PROBLEM TO WORK ON: Output all of the data below exactly as given.

-- START --

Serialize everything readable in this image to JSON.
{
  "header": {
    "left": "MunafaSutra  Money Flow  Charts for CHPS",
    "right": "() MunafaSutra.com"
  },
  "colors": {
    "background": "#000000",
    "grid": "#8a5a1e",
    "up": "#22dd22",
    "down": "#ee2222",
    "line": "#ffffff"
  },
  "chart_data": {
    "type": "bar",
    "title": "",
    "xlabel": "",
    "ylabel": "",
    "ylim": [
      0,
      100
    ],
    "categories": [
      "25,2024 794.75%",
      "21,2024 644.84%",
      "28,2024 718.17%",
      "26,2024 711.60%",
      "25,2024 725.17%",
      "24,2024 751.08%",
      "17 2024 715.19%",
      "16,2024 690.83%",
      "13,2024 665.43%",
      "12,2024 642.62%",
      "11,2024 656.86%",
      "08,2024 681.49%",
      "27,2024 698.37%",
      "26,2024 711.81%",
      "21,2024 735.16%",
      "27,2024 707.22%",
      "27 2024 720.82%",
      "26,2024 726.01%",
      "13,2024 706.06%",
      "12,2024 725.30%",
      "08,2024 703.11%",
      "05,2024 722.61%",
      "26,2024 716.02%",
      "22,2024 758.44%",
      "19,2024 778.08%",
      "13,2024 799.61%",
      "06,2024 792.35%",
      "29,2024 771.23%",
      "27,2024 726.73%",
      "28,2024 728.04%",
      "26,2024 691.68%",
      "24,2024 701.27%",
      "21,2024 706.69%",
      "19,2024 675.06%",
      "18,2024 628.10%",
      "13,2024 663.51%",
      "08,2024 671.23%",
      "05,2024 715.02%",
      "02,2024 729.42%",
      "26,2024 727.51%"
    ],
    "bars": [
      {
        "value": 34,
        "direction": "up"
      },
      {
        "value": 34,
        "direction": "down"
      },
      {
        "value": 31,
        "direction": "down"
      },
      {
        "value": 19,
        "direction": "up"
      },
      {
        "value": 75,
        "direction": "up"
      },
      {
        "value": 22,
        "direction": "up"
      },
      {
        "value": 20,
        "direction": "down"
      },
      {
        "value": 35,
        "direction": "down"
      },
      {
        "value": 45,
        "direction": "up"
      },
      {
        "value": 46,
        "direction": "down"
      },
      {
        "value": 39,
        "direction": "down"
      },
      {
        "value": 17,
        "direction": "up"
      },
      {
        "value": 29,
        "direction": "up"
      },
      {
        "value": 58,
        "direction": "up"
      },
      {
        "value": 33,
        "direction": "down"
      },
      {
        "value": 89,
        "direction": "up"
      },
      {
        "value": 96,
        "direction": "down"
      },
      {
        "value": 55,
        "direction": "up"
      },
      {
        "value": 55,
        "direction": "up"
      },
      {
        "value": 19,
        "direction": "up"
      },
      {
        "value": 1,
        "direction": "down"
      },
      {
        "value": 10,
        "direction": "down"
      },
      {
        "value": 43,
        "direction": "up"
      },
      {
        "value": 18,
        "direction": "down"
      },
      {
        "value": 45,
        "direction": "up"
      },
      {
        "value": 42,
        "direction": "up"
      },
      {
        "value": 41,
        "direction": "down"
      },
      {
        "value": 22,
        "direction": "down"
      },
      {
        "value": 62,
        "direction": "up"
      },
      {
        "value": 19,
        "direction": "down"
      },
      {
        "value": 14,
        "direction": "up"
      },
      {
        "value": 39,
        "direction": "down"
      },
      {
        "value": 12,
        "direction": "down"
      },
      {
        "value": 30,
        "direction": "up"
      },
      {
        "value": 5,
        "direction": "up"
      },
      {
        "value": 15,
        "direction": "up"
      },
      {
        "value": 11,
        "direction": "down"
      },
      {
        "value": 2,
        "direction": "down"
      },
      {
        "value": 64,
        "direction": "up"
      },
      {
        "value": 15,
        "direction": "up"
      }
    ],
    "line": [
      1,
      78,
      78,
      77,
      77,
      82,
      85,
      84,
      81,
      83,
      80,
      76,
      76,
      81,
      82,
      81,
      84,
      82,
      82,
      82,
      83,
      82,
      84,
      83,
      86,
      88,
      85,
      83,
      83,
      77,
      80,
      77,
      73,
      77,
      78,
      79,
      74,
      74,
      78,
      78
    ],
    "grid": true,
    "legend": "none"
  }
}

-- END --

COMPLETED TASK:
Serialize everything readable in this image to JSON.
{
  "header": {
    "left": "MunafaSutra  Money Flow  Charts for CHPS",
    "right": "() MunafaSutra.com"
  },
  "colors": {
    "background": "#000000",
    "grid": "#8a5a1e",
    "up": "#22dd22",
    "down": "#ee2222",
    "line": "#ffffff"
  },
  "chart_data": {
    "type": "bar",
    "title": "",
    "xlabel": "",
    "ylabel": "",
    "ylim": [
      0,
      100
    ],
    "categories": [
      "25,2024 794.75%",
      "21,2024 644.84%",
      "28,2024 718.17%",
      "26,2024 711.60%",
      "25,2024 725.17%",
      "24,2024 751.08%",
      "17 2024 715.19%",
      "16,2024 690.83%",
      "13,2024 665.43%",
      "12,2024 642.62%",
      "11,2024 656.86%",
      "08,2024 681.49%",
      "27,2024 698.37%",
      "26,2024 711.81%",
      "21,2024 735.16%",
      "27,2024 707.22%",
      "27 2024 720.82%",
      "26,2024 726.01%",
      "13,2024 706.06%",
      "12,2024 725.30%",
      "08,2024 703.11%",
      "05,2024 722.61%",
      "26,2024 716.02%",
      "22,2024 758.44%",
      "19,2024 778.08%",
      "13,2024 799.61%",
      "06,2024 792.35%",
      "29,2024 771.23%",
      "27,2024 726.73%",
      "28,2024 728.04%",
      "26,2024 691.68%",
      "24,2024 701.27%",
      "21,2024 706.69%",
      "19,2024 675.06%",
      "18,2024 628.10%",
      "13,2024 663.51%",
      "08,2024 671.23%",
      "05,2024 715.02%",
      "02,2024 729.42%",
      "26,2024 727.51%"
    ],
    "bars": [
      {
        "value": 34,
        "direction": "up"
      },
      {
        "value": 34,
        "direction": "down"
      },
      {
        "value": 31,
        "direction": "down"
      },
      {
        "value": 19,
        "direction": "up"
      },
      {
        "value": 75,
        "direction": "up"
      },
      {
        "value": 22,
        "direction": "up"
      },
      {
        "value": 20,
        "direction": "down"
      },
      {
        "value": 35,
        "direction": "down"
      },
      {
        "value": 45,
        "direction": "up"
      },
      {
        "value": 46,
        "direction": "down"
      },
      {
        "value": 39,
        "direction": "down"
      },
      {
        "value": 17,
        "direction": "up"
      },
      {
        "value": 29,
        "direction": "up"
      },
      {
        "value": 58,
        "direction": "up"
      },
      {
        "value": 33,
        "direction": "down"
      },
      {
        "value": 89,
        "direction": "up"
      },
      {
        "value": 96,
        "direction": "down"
      },
      {
        "value": 55,
        "direction": "up"
      },
      {
        "value": 55,
        "direction": "up"
      },
      {
        "value": 19,
        "direction": "up"
      },
      {
        "value": 1,
        "direction": "down"
      },
      {
        "value": 10,
        "direction": "down"
      },
      {
        "value": 43,
        "direction": "up"
      },
      {
        "value": 18,
        "direction": "down"
      },
      {
        "value": 45,
        "direction": "up"
      },
      {
        "value": 42,
        "direction": "up"
      },
      {
        "value": 41,
        "direction": "down"
      },
      {
        "value": 22,
        "direction": "down"
      },
      {
        "value": 62,
        "direction": "up"
      },
      {
        "value": 19,
        "direction": "down"
      },
      {
        "value": 14,
        "direction": "up"
      },
      {
        "value": 39,
        "direction": "down"
      },
      {
        "value": 12,
        "direction": "down"
      },
      {
        "value": 30,
        "direction": "up"
      },
      {
        "value": 5,
        "direction": "up"
      },
      {
        "value": 15,
        "direction": "up"
      },
      {
        "value": 11,
        "direction": "down"
      },
      {
        "value": 2,
        "direction": "down"
      },
      {
        "value": 64,
        "direction": "up"
      },
      {
        "value": 15,
        "direction": "up"
      }
    ],
    "line": [
      1,
      78,
      78,
      77,
      77,
      82,
      85,
      84,
      81,
      83,
      80,
      76,
      76,
      81,
      82,
      81,
      84,
      82,
      82,
      82,
      83,
      82,
      84,
      83,
      86,
      88,
      85,
      83,
      83,
      77,
      80,
      77,
      73,
      77,
      78,
      79,
      74,
      74,
      78,
      78
    ],
    "grid": true,
    "legend": "none"
  }
}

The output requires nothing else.